* Work to be completed:
Extract the listing below in full, unchanged.

* Supplied information:
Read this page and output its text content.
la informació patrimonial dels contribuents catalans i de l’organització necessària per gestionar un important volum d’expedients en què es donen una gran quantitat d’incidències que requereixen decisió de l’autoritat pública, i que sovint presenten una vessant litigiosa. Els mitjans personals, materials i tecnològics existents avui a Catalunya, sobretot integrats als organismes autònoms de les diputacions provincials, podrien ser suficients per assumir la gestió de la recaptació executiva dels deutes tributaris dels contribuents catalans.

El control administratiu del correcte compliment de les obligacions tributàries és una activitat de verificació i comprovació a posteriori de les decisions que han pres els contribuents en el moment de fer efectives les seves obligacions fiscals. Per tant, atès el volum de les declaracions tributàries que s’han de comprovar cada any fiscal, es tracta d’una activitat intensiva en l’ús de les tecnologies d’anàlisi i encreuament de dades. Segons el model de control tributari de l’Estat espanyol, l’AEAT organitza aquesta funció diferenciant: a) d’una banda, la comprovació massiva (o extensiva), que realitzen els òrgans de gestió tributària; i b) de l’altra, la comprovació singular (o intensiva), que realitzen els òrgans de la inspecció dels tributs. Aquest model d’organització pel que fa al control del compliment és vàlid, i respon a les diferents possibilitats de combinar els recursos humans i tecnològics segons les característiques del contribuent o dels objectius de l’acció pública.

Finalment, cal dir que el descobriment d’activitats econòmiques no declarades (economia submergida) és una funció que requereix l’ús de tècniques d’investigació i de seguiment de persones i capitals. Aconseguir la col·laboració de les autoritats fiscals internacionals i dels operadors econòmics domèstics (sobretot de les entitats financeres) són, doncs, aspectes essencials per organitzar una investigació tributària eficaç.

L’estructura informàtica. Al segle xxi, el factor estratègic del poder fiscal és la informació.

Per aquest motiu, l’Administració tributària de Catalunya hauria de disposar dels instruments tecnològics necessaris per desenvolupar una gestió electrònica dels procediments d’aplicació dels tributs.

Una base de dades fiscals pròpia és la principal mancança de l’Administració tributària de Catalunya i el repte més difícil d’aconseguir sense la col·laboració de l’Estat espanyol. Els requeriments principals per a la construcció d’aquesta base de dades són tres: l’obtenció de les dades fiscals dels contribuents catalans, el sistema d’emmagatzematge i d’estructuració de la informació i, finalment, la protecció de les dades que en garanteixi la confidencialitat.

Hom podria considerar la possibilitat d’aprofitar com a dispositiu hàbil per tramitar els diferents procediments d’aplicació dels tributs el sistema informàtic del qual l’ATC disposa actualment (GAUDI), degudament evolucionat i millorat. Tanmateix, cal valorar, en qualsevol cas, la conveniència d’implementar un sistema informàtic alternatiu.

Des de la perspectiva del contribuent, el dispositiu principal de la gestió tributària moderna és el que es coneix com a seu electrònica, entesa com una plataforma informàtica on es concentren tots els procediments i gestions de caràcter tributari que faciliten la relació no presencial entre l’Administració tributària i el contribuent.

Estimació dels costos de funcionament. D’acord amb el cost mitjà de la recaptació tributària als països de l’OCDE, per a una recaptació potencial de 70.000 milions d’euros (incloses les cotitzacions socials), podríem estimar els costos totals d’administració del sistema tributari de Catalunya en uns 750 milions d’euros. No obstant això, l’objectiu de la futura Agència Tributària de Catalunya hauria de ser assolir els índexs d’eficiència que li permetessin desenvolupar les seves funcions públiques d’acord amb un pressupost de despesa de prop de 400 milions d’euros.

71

* The reply:
Read this page and output its text content.
la informació patrimonial dels contribuents catalans i de l’organització necessària per gestionar un important volum d’expedients en què es donen una gran quantitat d’incidències que requereixen decisió de l’autoritat pública, i que sovint presenten una vessant litigiosa. Els mitjans personals, materials i tecnològics existents avui a Catalunya, sobretot integrats als organismes autònoms de les diputacions provincials, podrien ser suficients per assumir la gestió de la recaptació executiva dels deutes tributaris dels contribuents catalans.

El control administratiu del correcte compliment de les obligacions tributàries és una activitat de verificació i comprovació a posteriori de les decisions que han pres els contribuents en el moment de fer efectives les seves obligacions fiscals. Per tant, atès el volum de les declaracions tributàries que s’han de comprovar cada any fiscal, es tracta d’una activitat intensiva en l’ús de les tecnologies d’anàlisi i encreuament de dades. Segons el model de control tributari de l’Estat espanyol, l’AEAT organitza aquesta funció diferenciant: a) d’una banda, la comprovació massiva (o extensiva), que realitzen els òrgans de gestió tributària; i b) de l’altra, la comprovació singular (o intensiva), que realitzen els òrgans de la inspecció dels tributs. Aquest model d’organització pel que fa al control del compliment és vàlid, i respon a les diferents possibilitats de combinar els recursos humans i tecnològics segons les característiques del contribuent o dels objectius de l’acció pública.

Finalment, cal dir que el descobriment d’activitats econòmiques no declarades (economia submergida) és una funció que requereix l’ús de tècniques d’investigació i de seguiment de persones i capitals. Aconseguir la col·laboració de les autoritats fiscals internacionals i dels operadors econòmics domèstics (sobretot de les entitats financeres) són, doncs, aspectes essencials per organitzar una investigació tributària eficaç.

L’estructura informàtica. Al segle xxi, el factor estratègic del poder fiscal és la informació.

Per aquest motiu, l’Administració tributària de Catalunya hauria de disposar dels instruments tecnològics necessaris per desenvolupar una gestió electrònica dels procediments d’aplicació dels tributs.

Una base de dades fiscals pròpia és la principal mancança de l’Administració tributària de Catalunya i el repte més difícil d’aconseguir sense la col·laboració de l’Estat espanyol. Els requeriments principals per a la construcció d’aquesta base de dades són tres: l’obtenció de les dades fiscals dels contribuents catalans, el sistema d’emmagatzematge i d’estructuració de la informació i, finalment, la protecció de les dades que en garanteixi la confidencialitat.

Hom podria considerar la possibilitat d’aprofitar com a dispositiu hàbil per tramitar els diferents procediments d’aplicació dels tributs el sistema informàtic del qual l’ATC disposa actualment (GAUDI), degudament evolucionat i millorat. Tanmateix, cal valorar, en qualsevol cas, la conveniència d’implementar un sistema informàtic alternatiu.

Des de la perspectiva del contribuent, el dispositiu principal de la gestió tributària moderna és el que es coneix com a seu electrònica, entesa com una plataforma informàtica on es concentren tots els procediments i gestions de caràcter tributari que faciliten la relació no presencial entre l’Administració tributària i el contribuent.

Estimació dels costos de funcionament. D’acord amb el cost mitjà de la recaptació tributària als països de l’OCDE, per a una recaptació potencial de 70.000 milions d’euros (incloses les cotitzacions socials), podríem estimar els costos totals d’administració del sistema tributari de Catalunya en uns 750 milions d’euros. No obstant això, l’objectiu de la futura Agència Tributària de Catalunya hauria de ser assolir els índexs d’eficiència que li permetessin desenvolupar les seves funcions públiques d’acord amb un pressupost de despesa de prop de 400 milions d’euros.

71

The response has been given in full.